● AIM:
Set down the data below without change, skipping the pictures it holds.

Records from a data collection
---*---

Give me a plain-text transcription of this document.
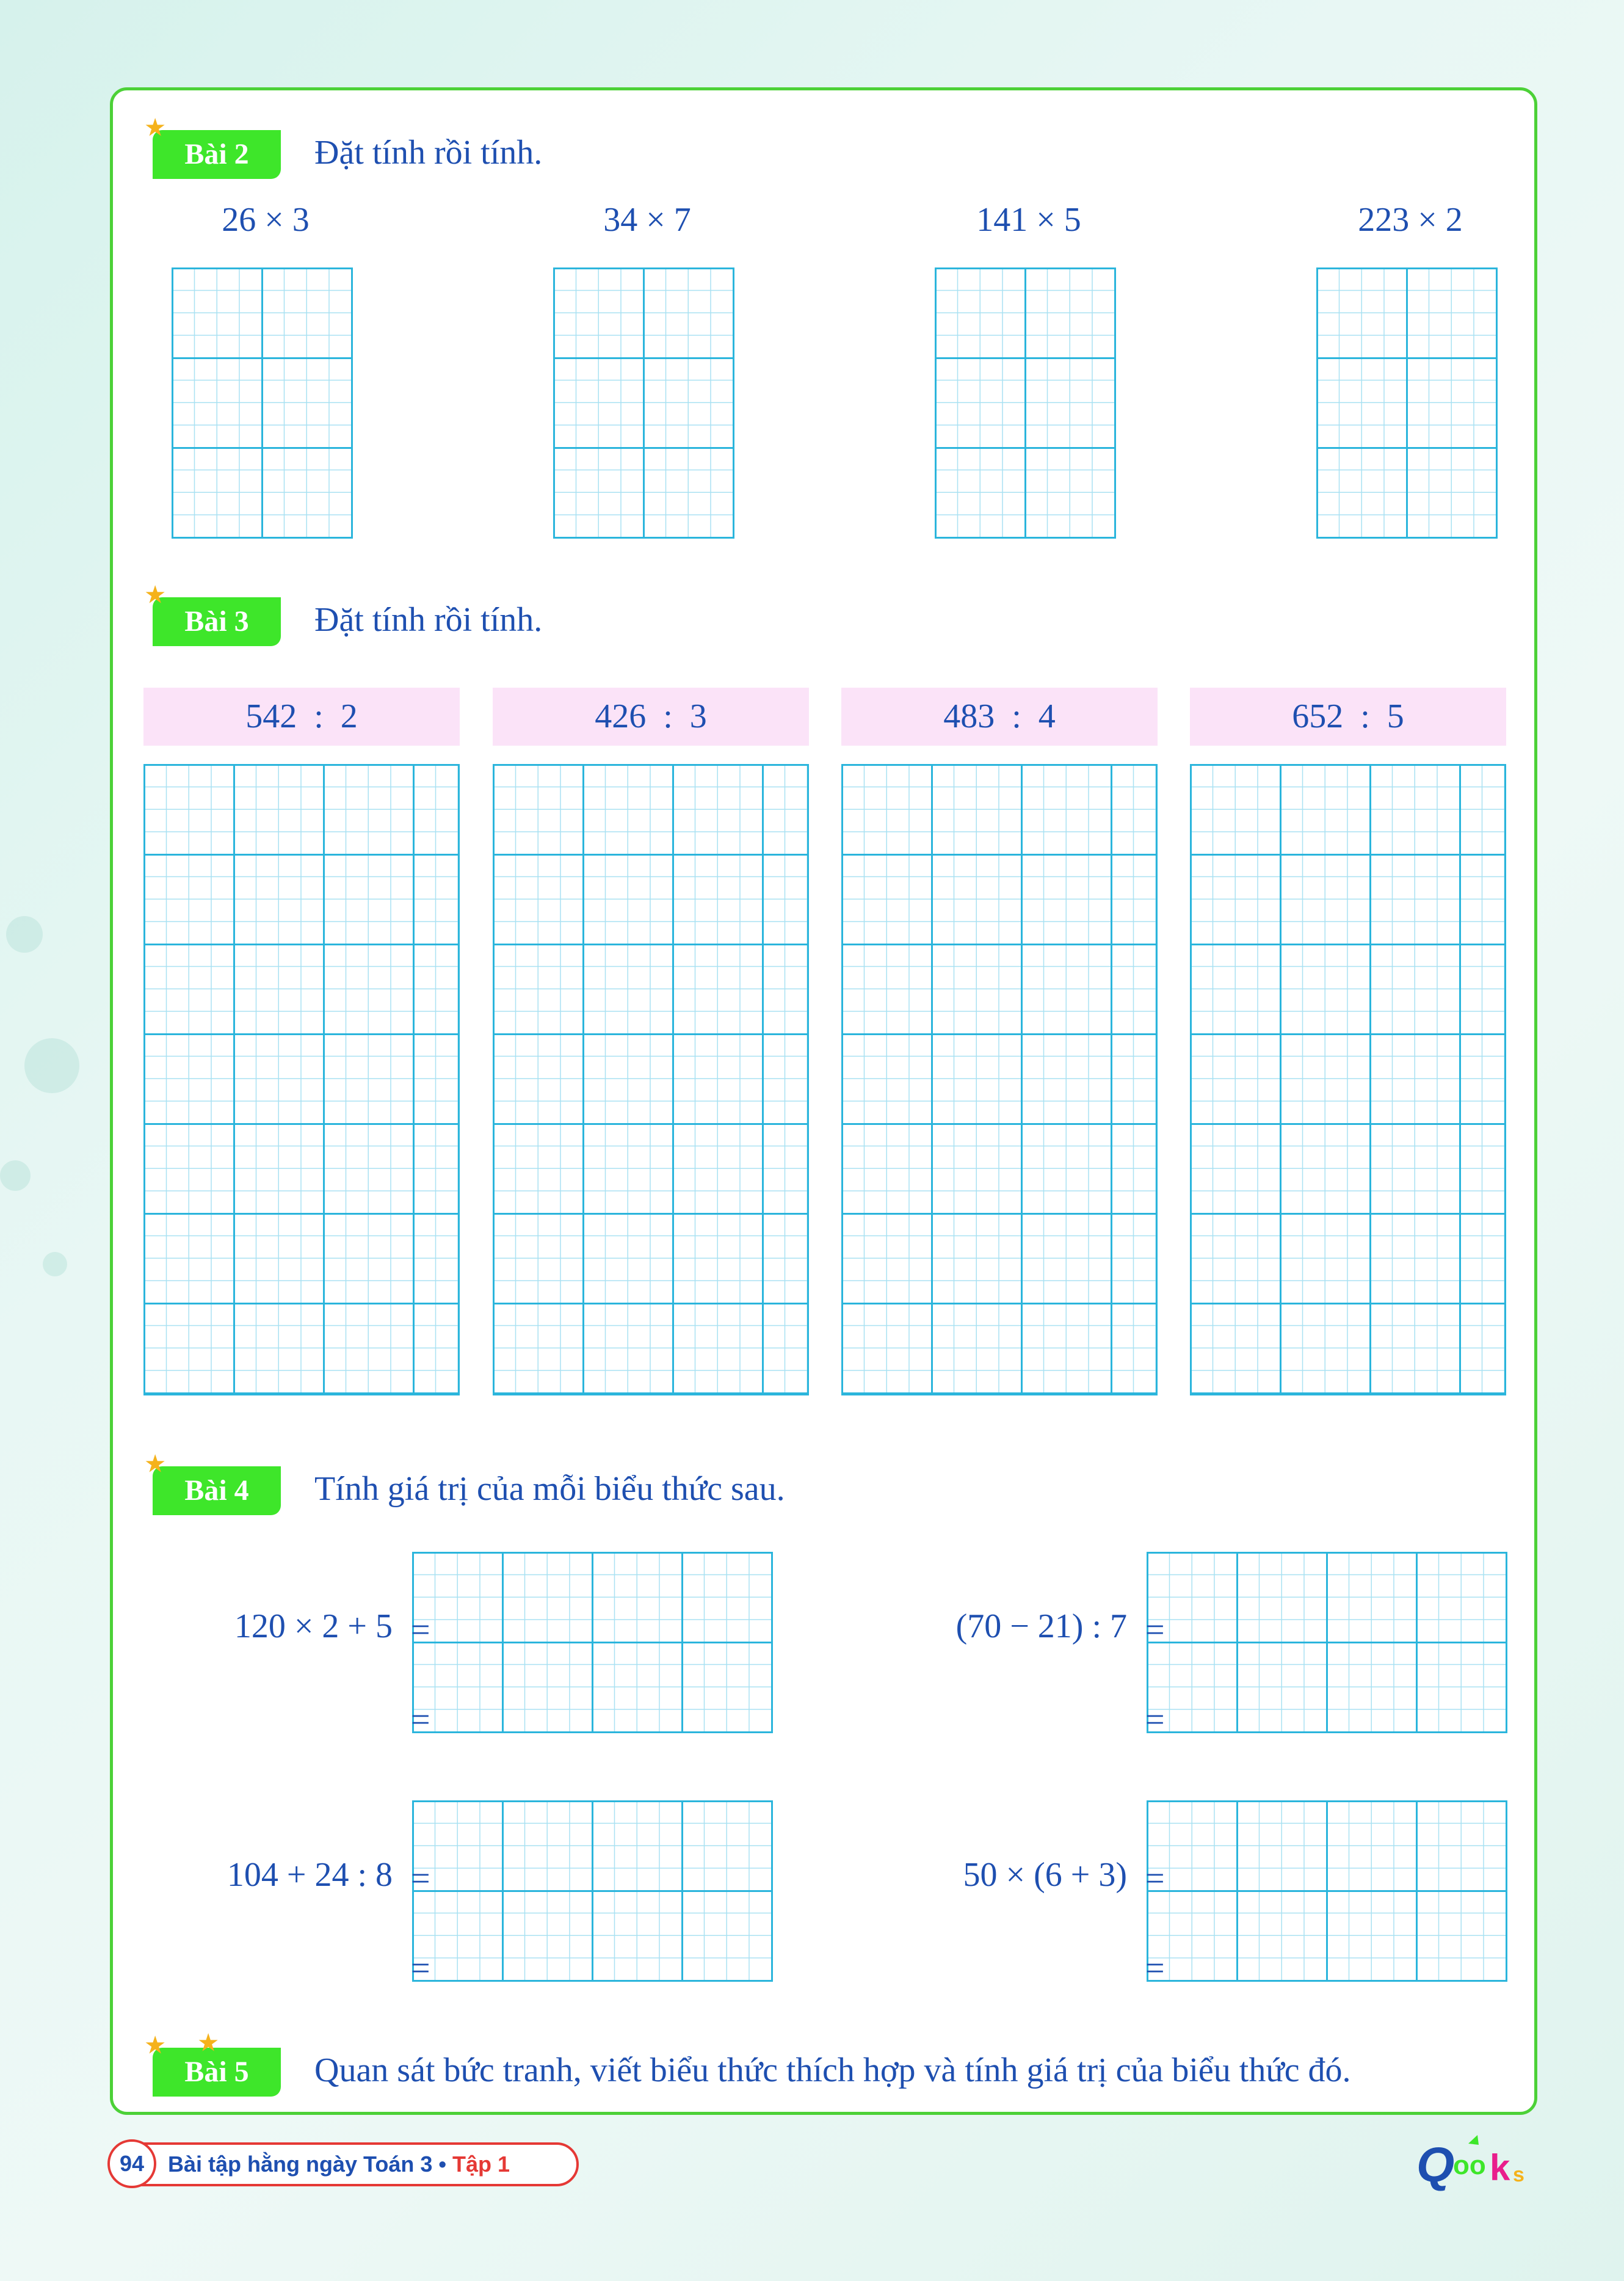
★
Bài 2	Đặt tính rồi tính.
26 × 3	34 × 7	141 × 5	223 × 2
★
Bài 3	Đặt tính rồi tính.
542  :  2	426  :  3	483  :  4	652  :  5
★
Bài 4	Tính giá trị của mỗi biểu thức sau.
120 × 2 + 5 =
=
(70 − 21) : 7 =
=
104 + 24 : 8 =
=
50 × (6 + 3) =
=
★ ★
Bài 5	Quan sát bức tranh, viết biểu thức thích hợp và tính giá trị của biểu thức đó.
94	Bài tập hằng ngày Toán 3 • Tập 1	Q
oo k s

---*---

● THE COMPLETED TASK:
Give me a plain-text transcription of this document.
★
Bài 2	Đặt tính rồi tính.
26 × 3	34 × 7	141 × 5	223 × 2
★
Bài 3	Đặt tính rồi tính.
542  :  2	426  :  3	483  :  4	652  :  5
★
Bài 4	Tính giá trị của mỗi biểu thức sau.
120 × 2 + 5 =
=
(70 − 21) : 7 =
=
104 + 24 : 8 =
=
50 × (6 + 3) =
=
★ ★
Bài 5	Quan sát bức tranh, viết biểu thức thích hợp và tính giá trị của biểu thức đó.
94	Bài tập hằng ngày Toán 3 • Tập 1	Q
oo k s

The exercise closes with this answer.